# EXERCISE DETAILS
Collect every line that includes the string "додаткових".

--------------------------------------------------

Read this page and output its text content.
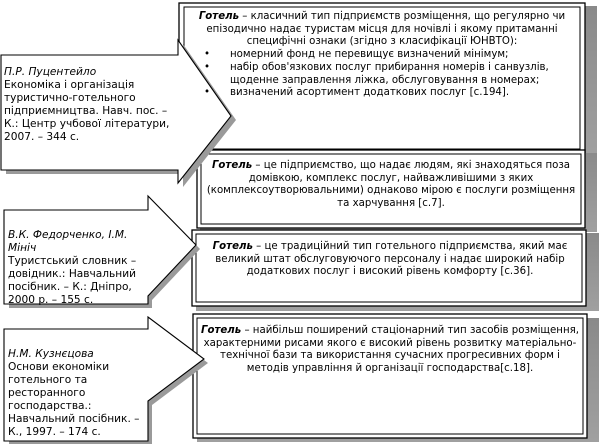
П.Р. Пуцентейло
Економіка і організація туристично-готельного підприємництва. Навч. пос. – К.: Центр учбової літератури, 2007. – 344 с.
В.К. Федорченко, І.М. Мініч
Туристський словник – довідник.: Навчальний посібник. – К.: Дніпро, 2000 р. – 155 с.
Н.М. Кузнєцова
Основи економіки готельного та ресторанного господарства.: Навчальний посібник. – К., 1997. – 174 с.
Готель – класичний тип підприємств розміщення, що регулярно чи епізодично надає туристам місця для ночівлі і якому притаманні специфічні ознаки (згідно з класифікації ЮНВТО):
• номерний фонд не перевищує визначений мінімум;
• набір обов'язкових послуг прибирання номерів і санвузлів, щоденне заправлення ліжка, обслуговування в номерах;
• визначений асортимент додаткових послуг [с.194].
Готель – це підприємство, що надає людям, які знаходяться поза домівкою, комплекс послуг, найважливішими з яких (комплексоутворювальними) однаково мірою є послуги розміщення та харчування [с.7].
Готель – це традиційний тип готельного підприємства, який має великий штат обслуговуючого персоналу і надає широкий набір додаткових послуг і високий рівень комфорту [с.36].
Готель – найбільш поширений стаціонарний тип засобів розміщення, характерними рисами якого є високий рівень розвитку матеріально-технічної бази та використання сучасних прогресивних форм і методів управління й організації господарства[с.18].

--------------------------------------------------

# SOLUTION TO THIS PROBLEM
• визначений асортимент додаткових послуг [с.194].
Готель – це традиційний тип готельного підприємства, який має великий штат обслуговуючого персоналу і надає широкий набір додаткових послуг і високий рівень комфорту [с.36].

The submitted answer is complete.